What to work on » Find the line containing "Transcribe this image's" in the entries; transcribe it and all remaining lines through the end, exactly as they appear, but not the pictures.

Material »
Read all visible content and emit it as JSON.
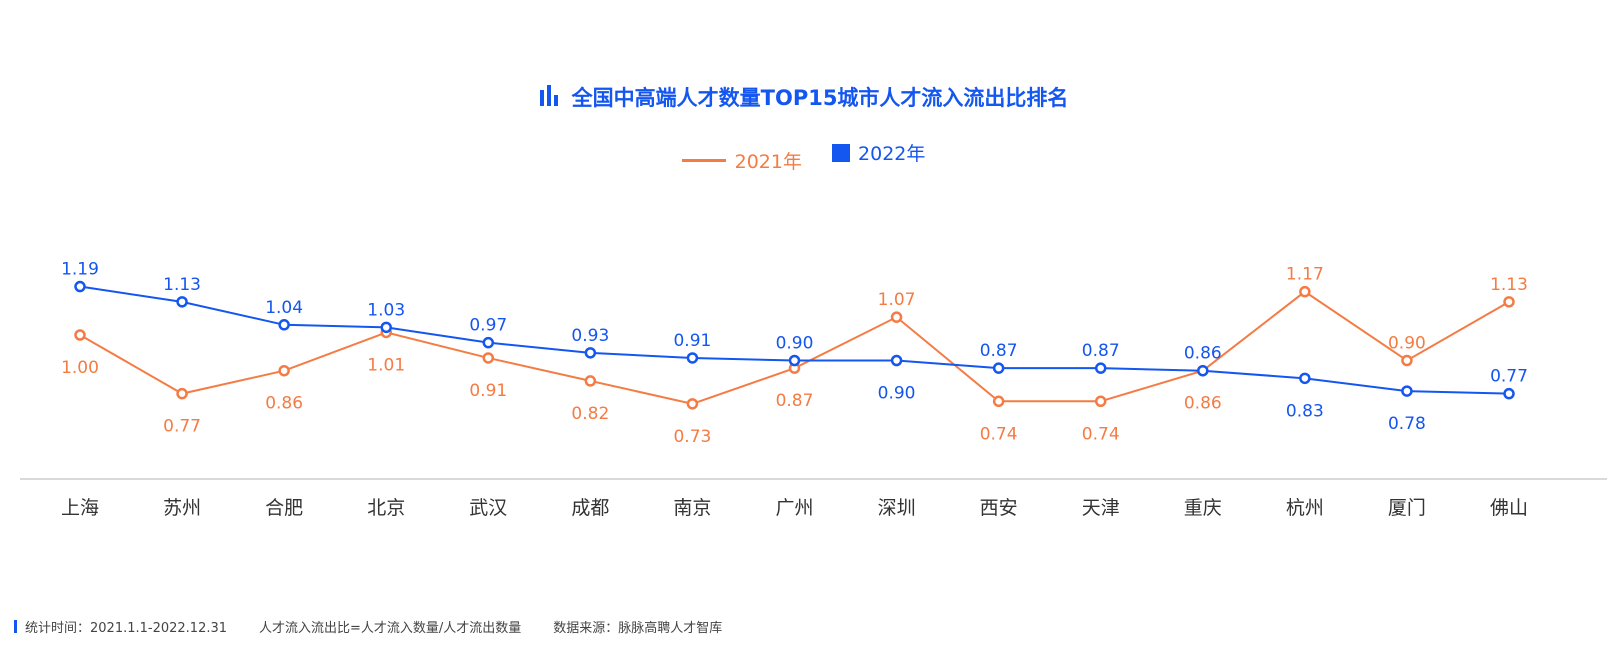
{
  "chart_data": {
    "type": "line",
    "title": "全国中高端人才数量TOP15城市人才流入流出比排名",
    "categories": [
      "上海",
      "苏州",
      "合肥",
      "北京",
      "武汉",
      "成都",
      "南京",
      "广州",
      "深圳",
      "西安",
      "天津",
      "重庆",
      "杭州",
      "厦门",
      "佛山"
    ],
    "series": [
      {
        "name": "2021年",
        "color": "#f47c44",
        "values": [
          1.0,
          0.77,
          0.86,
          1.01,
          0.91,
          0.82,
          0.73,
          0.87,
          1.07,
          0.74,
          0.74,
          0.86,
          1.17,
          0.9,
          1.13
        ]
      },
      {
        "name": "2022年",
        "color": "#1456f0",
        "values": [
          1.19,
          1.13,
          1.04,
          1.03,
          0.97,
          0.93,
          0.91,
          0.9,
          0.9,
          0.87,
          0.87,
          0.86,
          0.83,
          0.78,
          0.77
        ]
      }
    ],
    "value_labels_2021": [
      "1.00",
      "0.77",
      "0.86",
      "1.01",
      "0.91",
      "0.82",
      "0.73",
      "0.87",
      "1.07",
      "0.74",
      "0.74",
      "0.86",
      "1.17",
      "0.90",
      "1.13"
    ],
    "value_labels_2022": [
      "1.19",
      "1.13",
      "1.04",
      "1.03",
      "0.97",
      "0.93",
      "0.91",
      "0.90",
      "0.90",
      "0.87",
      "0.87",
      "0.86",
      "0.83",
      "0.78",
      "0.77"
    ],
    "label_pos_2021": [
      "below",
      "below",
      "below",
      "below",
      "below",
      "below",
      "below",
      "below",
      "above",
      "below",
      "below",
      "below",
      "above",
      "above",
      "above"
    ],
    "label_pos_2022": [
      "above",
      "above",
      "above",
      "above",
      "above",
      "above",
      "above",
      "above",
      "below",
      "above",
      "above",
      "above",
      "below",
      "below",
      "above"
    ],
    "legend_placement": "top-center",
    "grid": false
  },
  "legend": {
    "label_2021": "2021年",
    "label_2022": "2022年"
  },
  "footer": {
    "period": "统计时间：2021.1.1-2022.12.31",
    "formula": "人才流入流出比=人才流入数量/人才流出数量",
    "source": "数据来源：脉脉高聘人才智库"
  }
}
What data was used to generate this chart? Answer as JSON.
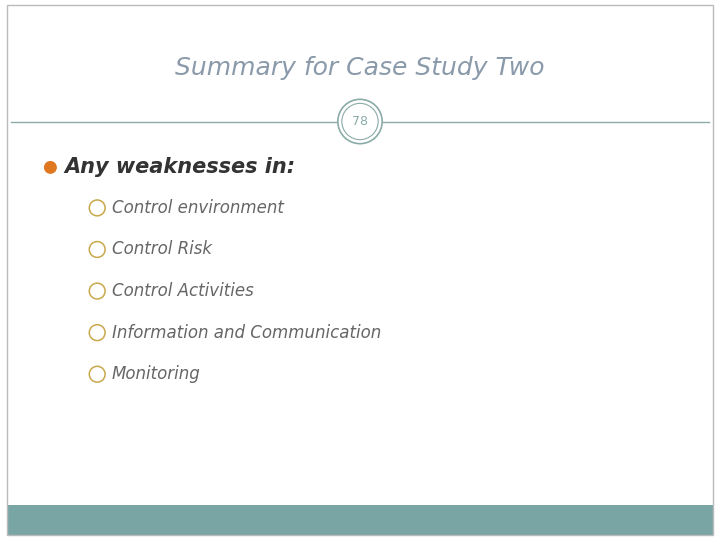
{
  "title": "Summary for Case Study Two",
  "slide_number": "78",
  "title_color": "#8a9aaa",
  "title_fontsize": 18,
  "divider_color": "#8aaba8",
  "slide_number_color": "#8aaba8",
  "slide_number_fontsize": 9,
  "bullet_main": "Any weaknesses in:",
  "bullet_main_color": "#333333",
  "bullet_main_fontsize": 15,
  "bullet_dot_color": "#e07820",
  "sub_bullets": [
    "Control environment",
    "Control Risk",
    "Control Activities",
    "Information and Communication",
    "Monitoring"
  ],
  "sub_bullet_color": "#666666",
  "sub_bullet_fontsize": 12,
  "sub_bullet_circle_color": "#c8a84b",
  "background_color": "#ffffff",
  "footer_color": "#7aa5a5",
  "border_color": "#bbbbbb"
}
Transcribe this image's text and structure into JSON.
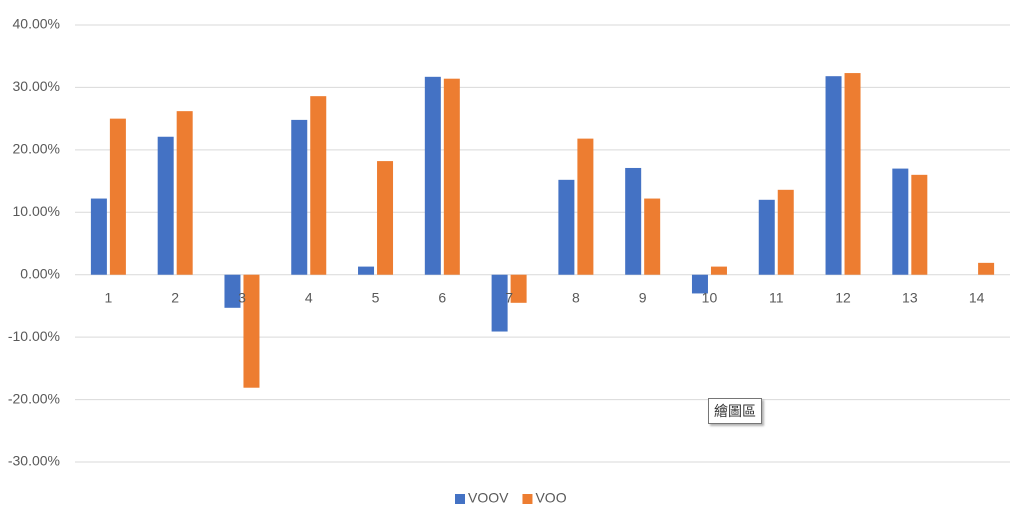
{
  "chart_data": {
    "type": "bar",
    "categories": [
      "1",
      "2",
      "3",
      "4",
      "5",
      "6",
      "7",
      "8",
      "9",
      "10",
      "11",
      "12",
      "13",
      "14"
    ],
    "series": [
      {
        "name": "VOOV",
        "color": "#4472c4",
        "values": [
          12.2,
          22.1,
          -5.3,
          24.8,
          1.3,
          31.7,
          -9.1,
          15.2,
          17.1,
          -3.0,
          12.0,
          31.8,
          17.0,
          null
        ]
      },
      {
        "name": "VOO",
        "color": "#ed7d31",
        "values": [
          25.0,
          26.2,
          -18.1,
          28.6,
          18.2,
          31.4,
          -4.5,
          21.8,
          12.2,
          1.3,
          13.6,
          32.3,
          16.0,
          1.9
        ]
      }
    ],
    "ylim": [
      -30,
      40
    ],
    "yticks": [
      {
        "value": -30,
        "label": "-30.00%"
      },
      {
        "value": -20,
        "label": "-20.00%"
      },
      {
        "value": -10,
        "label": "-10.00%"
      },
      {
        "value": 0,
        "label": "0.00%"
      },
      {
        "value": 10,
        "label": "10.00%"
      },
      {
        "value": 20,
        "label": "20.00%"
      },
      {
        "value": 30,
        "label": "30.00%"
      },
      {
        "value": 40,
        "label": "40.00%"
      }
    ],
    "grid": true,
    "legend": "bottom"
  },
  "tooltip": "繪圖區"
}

Exercise response »
Transcribe this image's text and structure into JSON.
{
  "chart_data": {
    "type": "bar",
    "categories": [
      "1",
      "2",
      "3",
      "4",
      "5",
      "6",
      "7",
      "8",
      "9",
      "10",
      "11",
      "12",
      "13",
      "14"
    ],
    "series": [
      {
        "name": "VOOV",
        "color": "#4472c4",
        "values": [
          12.2,
          22.1,
          -5.3,
          24.8,
          1.3,
          31.7,
          -9.1,
          15.2,
          17.1,
          -3.0,
          12.0,
          31.8,
          17.0,
          null
        ]
      },
      {
        "name": "VOO",
        "color": "#ed7d31",
        "values": [
          25.0,
          26.2,
          -18.1,
          28.6,
          18.2,
          31.4,
          -4.5,
          21.8,
          12.2,
          1.3,
          13.6,
          32.3,
          16.0,
          1.9
        ]
      }
    ],
    "ylim": [
      -30,
      40
    ],
    "yticks": [
      {
        "value": -30,
        "label": "-30.00%"
      },
      {
        "value": -20,
        "label": "-20.00%"
      },
      {
        "value": -10,
        "label": "-10.00%"
      },
      {
        "value": 0,
        "label": "0.00%"
      },
      {
        "value": 10,
        "label": "10.00%"
      },
      {
        "value": 20,
        "label": "20.00%"
      },
      {
        "value": 30,
        "label": "30.00%"
      },
      {
        "value": 40,
        "label": "40.00%"
      }
    ],
    "grid": true,
    "legend": "bottom"
  },
  "tooltip": "繪圖區"
}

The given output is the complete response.